(Items listed in a dataset)
▶

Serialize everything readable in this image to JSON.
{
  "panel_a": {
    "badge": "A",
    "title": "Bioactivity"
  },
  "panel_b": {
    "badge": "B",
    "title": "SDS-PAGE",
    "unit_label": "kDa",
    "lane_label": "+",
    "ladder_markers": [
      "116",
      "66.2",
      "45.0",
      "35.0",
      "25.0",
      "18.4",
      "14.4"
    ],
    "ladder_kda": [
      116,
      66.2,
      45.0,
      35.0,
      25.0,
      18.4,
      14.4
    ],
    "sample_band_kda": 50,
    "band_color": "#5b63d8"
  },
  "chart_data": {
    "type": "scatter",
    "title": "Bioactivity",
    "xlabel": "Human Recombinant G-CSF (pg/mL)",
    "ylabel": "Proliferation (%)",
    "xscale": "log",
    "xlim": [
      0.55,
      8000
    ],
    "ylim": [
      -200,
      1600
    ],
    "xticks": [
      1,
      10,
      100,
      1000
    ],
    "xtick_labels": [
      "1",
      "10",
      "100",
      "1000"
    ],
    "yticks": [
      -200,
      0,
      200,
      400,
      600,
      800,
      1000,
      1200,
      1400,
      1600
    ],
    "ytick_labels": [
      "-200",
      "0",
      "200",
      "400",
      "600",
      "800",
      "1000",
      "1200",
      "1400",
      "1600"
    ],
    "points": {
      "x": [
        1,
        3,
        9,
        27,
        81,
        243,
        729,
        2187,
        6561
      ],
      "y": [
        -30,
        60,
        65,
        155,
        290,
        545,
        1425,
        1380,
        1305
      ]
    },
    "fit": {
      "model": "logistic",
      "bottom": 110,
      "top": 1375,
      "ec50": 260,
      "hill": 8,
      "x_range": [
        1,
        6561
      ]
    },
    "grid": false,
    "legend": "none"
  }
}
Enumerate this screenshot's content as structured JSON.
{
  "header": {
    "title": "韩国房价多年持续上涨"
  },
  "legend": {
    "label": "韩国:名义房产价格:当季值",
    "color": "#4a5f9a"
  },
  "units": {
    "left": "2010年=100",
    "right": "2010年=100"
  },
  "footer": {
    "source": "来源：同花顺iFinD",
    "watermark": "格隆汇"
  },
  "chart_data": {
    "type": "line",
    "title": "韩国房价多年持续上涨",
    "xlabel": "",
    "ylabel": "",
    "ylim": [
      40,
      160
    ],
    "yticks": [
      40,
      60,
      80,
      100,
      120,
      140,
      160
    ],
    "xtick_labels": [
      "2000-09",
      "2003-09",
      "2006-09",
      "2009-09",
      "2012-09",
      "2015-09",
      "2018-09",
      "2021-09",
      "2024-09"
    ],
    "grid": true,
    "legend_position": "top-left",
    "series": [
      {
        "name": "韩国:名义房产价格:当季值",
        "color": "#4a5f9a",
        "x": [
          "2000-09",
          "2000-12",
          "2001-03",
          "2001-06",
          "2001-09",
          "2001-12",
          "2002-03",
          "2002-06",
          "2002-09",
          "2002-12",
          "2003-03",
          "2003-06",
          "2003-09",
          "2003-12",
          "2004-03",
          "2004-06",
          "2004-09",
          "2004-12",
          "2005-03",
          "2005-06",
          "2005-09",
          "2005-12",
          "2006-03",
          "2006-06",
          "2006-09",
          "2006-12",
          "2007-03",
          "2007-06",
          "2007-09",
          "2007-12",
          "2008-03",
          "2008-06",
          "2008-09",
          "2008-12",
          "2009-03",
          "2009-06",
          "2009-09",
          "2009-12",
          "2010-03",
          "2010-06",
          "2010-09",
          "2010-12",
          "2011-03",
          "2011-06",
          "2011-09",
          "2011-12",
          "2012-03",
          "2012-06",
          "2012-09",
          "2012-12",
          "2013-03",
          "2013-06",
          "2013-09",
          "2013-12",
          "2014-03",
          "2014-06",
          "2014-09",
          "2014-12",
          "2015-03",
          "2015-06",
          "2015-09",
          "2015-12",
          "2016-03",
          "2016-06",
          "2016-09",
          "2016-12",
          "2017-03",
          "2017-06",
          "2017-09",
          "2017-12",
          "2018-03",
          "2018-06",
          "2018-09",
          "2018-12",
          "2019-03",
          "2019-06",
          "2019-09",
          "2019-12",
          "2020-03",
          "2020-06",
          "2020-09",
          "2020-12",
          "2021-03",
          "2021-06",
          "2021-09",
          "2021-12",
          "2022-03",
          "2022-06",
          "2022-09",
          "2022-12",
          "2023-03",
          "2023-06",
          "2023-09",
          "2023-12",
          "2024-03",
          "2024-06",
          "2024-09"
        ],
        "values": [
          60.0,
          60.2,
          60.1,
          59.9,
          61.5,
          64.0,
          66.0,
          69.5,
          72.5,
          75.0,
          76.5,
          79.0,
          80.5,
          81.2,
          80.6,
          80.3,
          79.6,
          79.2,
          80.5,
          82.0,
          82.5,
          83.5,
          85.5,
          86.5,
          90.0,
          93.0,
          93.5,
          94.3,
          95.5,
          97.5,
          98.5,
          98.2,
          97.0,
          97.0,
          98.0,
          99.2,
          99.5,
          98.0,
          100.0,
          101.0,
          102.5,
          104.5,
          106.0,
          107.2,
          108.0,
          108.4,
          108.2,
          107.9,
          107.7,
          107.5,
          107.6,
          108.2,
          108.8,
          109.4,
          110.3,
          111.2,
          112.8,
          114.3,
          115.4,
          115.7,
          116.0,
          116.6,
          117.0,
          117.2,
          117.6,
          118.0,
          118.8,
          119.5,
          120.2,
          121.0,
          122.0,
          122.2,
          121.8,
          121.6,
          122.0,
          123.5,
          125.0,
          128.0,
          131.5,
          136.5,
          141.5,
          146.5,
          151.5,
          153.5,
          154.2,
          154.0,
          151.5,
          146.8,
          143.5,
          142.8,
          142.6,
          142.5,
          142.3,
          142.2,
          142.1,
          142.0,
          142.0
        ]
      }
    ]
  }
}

◀

_DIRECTION:_
Extract every entry in the listing word for word.

_COMPLETE RESPONSE:_
Serialize everything readable in this image to JSON.
{
  "panel_a": {
    "badge": "A",
    "title": "Bioactivity"
  },
  "panel_b": {
    "badge": "B",
    "title": "SDS-PAGE",
    "unit_label": "kDa",
    "lane_label": "+",
    "ladder_markers": [
      "116",
      "66.2",
      "45.0",
      "35.0",
      "25.0",
      "18.4",
      "14.4"
    ],
    "ladder_kda": [
      116,
      66.2,
      45.0,
      35.0,
      25.0,
      18.4,
      14.4
    ],
    "sample_band_kda": 50,
    "band_color": "#5b63d8"
  },
  "chart_data": {
    "type": "scatter",
    "title": "Bioactivity",
    "xlabel": "Human Recombinant G-CSF (pg/mL)",
    "ylabel": "Proliferation (%)",
    "xscale": "log",
    "xlim": [
      0.55,
      8000
    ],
    "ylim": [
      -200,
      1600
    ],
    "xticks": [
      1,
      10,
      100,
      1000
    ],
    "xtick_labels": [
      "1",
      "10",
      "100",
      "1000"
    ],
    "yticks": [
      -200,
      0,
      200,
      400,
      600,
      800,
      1000,
      1200,
      1400,
      1600
    ],
    "ytick_labels": [
      "-200",
      "0",
      "200",
      "400",
      "600",
      "800",
      "1000",
      "1200",
      "1400",
      "1600"
    ],
    "points": {
      "x": [
        1,
        3,
        9,
        27,
        81,
        243,
        729,
        2187,
        6561
      ],
      "y": [
        -30,
        60,
        65,
        155,
        290,
        545,
        1425,
        1380,
        1305
      ]
    },
    "fit": {
      "model": "logistic",
      "bottom": 110,
      "top": 1375,
      "ec50": 260,
      "hill": 8,
      "x_range": [
        1,
        6561
      ]
    },
    "grid": false,
    "legend": "none"
  }
}
Enumerate this screenshot's content as structured JSON.
{
  "header": {
    "title": "韩国房价多年持续上涨"
  },
  "legend": {
    "label": "韩国:名义房产价格:当季值",
    "color": "#4a5f9a"
  },
  "units": {
    "left": "2010年=100",
    "right": "2010年=100"
  },
  "footer": {
    "source": "来源：同花顺iFinD",
    "watermark": "格隆汇"
  },
  "chart_data": {
    "type": "line",
    "title": "韩国房价多年持续上涨",
    "xlabel": "",
    "ylabel": "",
    "ylim": [
      40,
      160
    ],
    "yticks": [
      40,
      60,
      80,
      100,
      120,
      140,
      160
    ],
    "xtick_labels": [
      "2000-09",
      "2003-09",
      "2006-09",
      "2009-09",
      "2012-09",
      "2015-09",
      "2018-09",
      "2021-09",
      "2024-09"
    ],
    "grid": true,
    "legend_position": "top-left",
    "series": [
      {
        "name": "韩国:名义房产价格:当季值",
        "color": "#4a5f9a",
        "x": [
          "2000-09",
          "2000-12",
          "2001-03",
          "2001-06",
          "2001-09",
          "2001-12",
          "2002-03",
          "2002-06",
          "2002-09",
          "2002-12",
          "2003-03",
          "2003-06",
          "2003-09",
          "2003-12",
          "2004-03",
          "2004-06",
          "2004-09",
          "2004-12",
          "2005-03",
          "2005-06",
          "2005-09",
          "2005-12",
          "2006-03",
          "2006-06",
          "2006-09",
          "2006-12",
          "2007-03",
          "2007-06",
          "2007-09",
          "2007-12",
          "2008-03",
          "2008-06",
          "2008-09",
          "2008-12",
          "2009-03",
          "2009-06",
          "2009-09",
          "2009-12",
          "2010-03",
          "2010-06",
          "2010-09",
          "2010-12",
          "2011-03",
          "2011-06",
          "2011-09",
          "2011-12",
          "2012-03",
          "2012-06",
          "2012-09",
          "2012-12",
          "2013-03",
          "2013-06",
          "2013-09",
          "2013-12",
          "2014-03",
          "2014-06",
          "2014-09",
          "2014-12",
          "2015-03",
          "2015-06",
          "2015-09",
          "2015-12",
          "2016-03",
          "2016-06",
          "2016-09",
          "2016-12",
          "2017-03",
          "2017-06",
          "2017-09",
          "2017-12",
          "2018-03",
          "2018-06",
          "2018-09",
          "2018-12",
          "2019-03",
          "2019-06",
          "2019-09",
          "2019-12",
          "2020-03",
          "2020-06",
          "2020-09",
          "2020-12",
          "2021-03",
          "2021-06",
          "2021-09",
          "2021-12",
          "2022-03",
          "2022-06",
          "2022-09",
          "2022-12",
          "2023-03",
          "2023-06",
          "2023-09",
          "2023-12",
          "2024-03",
          "2024-06",
          "2024-09"
        ],
        "values": [
          60.0,
          60.2,
          60.1,
          59.9,
          61.5,
          64.0,
          66.0,
          69.5,
          72.5,
          75.0,
          76.5,
          79.0,
          80.5,
          81.2,
          80.6,
          80.3,
          79.6,
          79.2,
          80.5,
          82.0,
          82.5,
          83.5,
          85.5,
          86.5,
          90.0,
          93.0,
          93.5,
          94.3,
          95.5,
          97.5,
          98.5,
          98.2,
          97.0,
          97.0,
          98.0,
          99.2,
          99.5,
          98.0,
          100.0,
          101.0,
          102.5,
          104.5,
          106.0,
          107.2,
          108.0,
          108.4,
          108.2,
          107.9,
          107.7,
          107.5,
          107.6,
          108.2,
          108.8,
          109.4,
          110.3,
          111.2,
          112.8,
          114.3,
          115.4,
          115.7,
          116.0,
          116.6,
          117.0,
          117.2,
          117.6,
          118.0,
          118.8,
          119.5,
          120.2,
          121.0,
          122.0,
          122.2,
          121.8,
          121.6,
          122.0,
          123.5,
          125.0,
          128.0,
          131.5,
          136.5,
          141.5,
          146.5,
          151.5,
          153.5,
          154.2,
          154.0,
          151.5,
          146.8,
          143.5,
          142.8,
          142.6,
          142.5,
          142.3,
          142.2,
          142.1,
          142.0,
          142.0
        ]
      }
    ]
  }
}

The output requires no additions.